How many lines in the records below hold the string "ЧАСТЬ"? Please answer with the number and nothing more.

+ + + + + + +

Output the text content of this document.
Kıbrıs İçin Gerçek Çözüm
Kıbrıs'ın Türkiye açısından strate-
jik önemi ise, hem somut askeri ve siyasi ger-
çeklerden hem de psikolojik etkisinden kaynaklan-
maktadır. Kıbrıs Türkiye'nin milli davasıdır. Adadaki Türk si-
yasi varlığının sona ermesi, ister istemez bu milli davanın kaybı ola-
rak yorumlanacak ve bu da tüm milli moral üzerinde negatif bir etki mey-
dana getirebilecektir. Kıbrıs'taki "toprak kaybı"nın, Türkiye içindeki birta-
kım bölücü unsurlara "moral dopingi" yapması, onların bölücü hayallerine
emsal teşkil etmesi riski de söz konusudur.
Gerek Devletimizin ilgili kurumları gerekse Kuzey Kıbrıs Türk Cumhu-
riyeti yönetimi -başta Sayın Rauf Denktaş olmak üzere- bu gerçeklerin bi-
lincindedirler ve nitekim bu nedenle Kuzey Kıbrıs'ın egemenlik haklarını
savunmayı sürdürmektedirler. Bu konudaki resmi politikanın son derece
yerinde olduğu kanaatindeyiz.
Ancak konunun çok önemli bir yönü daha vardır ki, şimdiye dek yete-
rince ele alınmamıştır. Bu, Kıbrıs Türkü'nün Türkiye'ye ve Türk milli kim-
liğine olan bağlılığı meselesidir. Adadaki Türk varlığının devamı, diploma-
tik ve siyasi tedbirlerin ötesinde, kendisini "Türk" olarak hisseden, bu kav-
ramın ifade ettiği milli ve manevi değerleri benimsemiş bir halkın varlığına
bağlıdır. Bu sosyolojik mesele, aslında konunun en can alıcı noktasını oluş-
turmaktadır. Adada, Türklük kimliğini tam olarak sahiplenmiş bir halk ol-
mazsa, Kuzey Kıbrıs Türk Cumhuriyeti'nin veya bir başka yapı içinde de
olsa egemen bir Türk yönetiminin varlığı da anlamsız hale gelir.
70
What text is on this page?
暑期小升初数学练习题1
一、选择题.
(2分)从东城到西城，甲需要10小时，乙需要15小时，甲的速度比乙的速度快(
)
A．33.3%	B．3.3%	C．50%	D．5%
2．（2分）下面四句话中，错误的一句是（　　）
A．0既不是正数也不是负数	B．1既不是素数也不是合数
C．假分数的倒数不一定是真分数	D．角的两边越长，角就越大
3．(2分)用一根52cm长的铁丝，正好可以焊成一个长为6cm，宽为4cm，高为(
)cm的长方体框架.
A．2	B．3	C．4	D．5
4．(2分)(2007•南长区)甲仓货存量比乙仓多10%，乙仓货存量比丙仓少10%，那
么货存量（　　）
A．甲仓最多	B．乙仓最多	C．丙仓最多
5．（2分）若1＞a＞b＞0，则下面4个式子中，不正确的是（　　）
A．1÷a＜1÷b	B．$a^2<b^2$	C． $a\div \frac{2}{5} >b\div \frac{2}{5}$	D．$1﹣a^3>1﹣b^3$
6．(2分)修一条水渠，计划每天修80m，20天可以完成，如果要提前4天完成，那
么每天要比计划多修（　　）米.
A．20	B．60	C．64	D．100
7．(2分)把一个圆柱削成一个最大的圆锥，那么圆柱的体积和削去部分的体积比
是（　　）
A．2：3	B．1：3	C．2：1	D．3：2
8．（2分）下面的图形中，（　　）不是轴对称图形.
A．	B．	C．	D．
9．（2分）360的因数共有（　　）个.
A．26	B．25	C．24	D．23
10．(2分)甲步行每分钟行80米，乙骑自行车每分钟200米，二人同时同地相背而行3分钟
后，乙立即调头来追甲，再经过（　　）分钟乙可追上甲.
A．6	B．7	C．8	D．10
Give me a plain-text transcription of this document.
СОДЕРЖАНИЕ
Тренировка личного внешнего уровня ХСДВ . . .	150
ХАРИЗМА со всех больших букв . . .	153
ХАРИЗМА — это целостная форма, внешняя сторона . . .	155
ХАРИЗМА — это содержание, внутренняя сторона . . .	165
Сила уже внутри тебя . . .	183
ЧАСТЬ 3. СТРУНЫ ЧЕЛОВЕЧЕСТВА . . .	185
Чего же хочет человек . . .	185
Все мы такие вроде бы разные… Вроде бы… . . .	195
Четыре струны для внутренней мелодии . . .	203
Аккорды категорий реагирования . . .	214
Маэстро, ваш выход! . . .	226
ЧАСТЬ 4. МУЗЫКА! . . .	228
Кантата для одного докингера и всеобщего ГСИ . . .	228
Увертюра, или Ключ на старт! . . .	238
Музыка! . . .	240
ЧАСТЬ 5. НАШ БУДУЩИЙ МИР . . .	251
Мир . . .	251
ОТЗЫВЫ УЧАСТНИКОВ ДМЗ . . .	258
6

+ + + + + + +

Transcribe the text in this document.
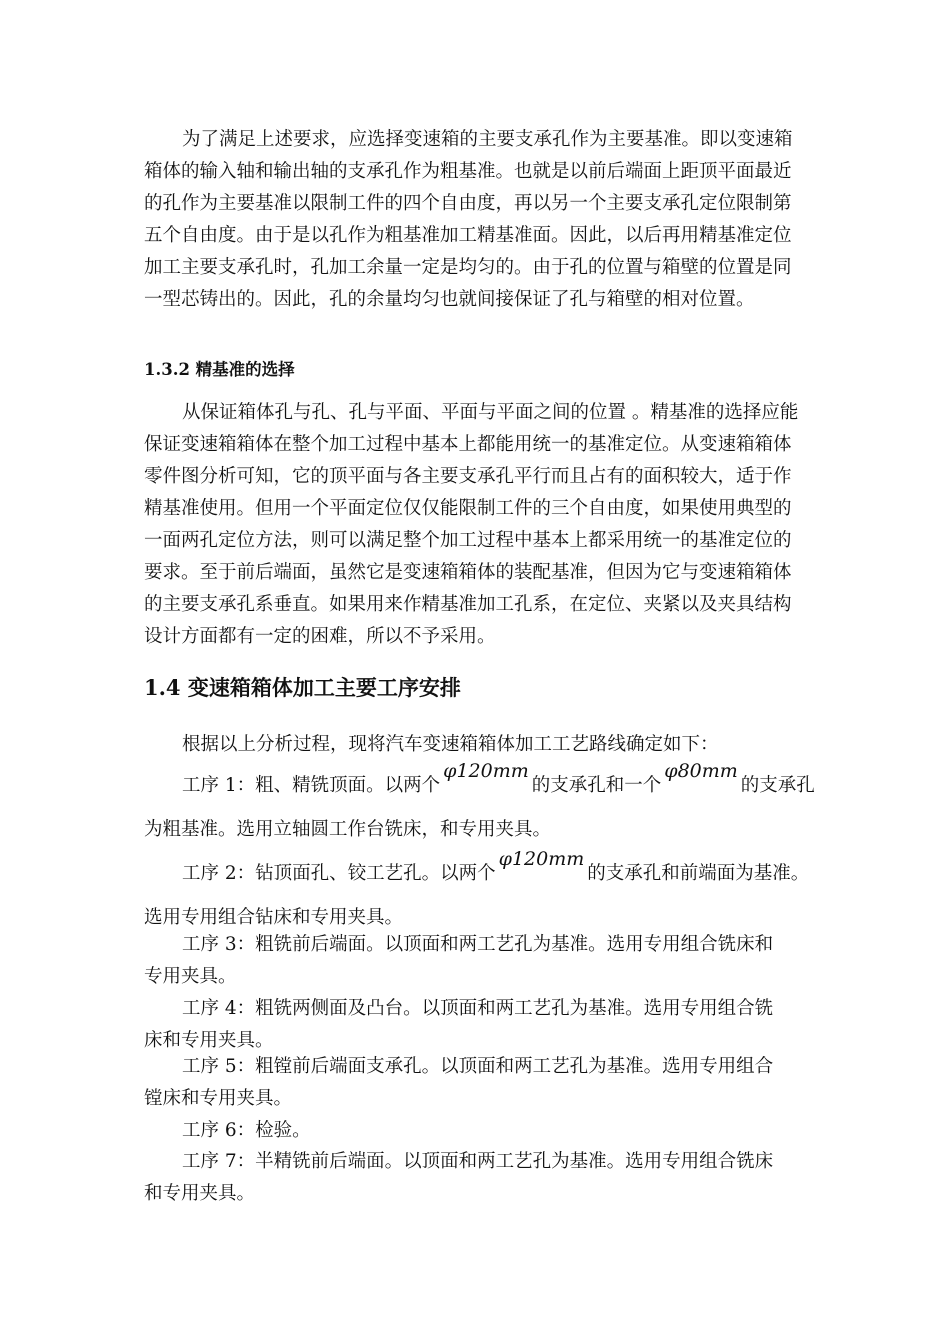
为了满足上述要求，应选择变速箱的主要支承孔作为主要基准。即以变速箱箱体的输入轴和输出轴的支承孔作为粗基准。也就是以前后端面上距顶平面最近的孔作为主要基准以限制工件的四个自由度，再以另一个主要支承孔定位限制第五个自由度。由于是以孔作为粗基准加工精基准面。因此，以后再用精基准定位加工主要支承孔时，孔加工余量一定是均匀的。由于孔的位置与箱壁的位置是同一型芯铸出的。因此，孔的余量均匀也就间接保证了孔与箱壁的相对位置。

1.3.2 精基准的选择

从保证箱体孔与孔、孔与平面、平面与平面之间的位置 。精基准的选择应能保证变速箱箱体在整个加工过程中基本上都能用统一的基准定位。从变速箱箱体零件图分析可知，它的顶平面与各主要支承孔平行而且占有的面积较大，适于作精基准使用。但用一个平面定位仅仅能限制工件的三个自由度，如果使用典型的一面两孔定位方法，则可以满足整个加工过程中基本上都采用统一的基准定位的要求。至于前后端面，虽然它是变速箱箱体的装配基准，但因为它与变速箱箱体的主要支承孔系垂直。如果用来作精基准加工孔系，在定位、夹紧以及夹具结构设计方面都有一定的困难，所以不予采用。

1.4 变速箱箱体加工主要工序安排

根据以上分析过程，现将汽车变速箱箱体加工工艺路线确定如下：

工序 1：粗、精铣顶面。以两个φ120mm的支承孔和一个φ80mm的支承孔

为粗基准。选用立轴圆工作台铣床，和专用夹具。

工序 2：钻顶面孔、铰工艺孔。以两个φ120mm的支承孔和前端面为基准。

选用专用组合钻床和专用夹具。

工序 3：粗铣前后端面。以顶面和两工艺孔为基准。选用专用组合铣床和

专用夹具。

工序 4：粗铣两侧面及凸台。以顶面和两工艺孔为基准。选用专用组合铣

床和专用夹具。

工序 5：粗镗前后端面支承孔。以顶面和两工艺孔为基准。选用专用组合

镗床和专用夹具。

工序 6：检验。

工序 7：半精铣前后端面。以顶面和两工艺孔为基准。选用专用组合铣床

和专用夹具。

+ + + + + + +

_ANSWER TO THIS TASK_
3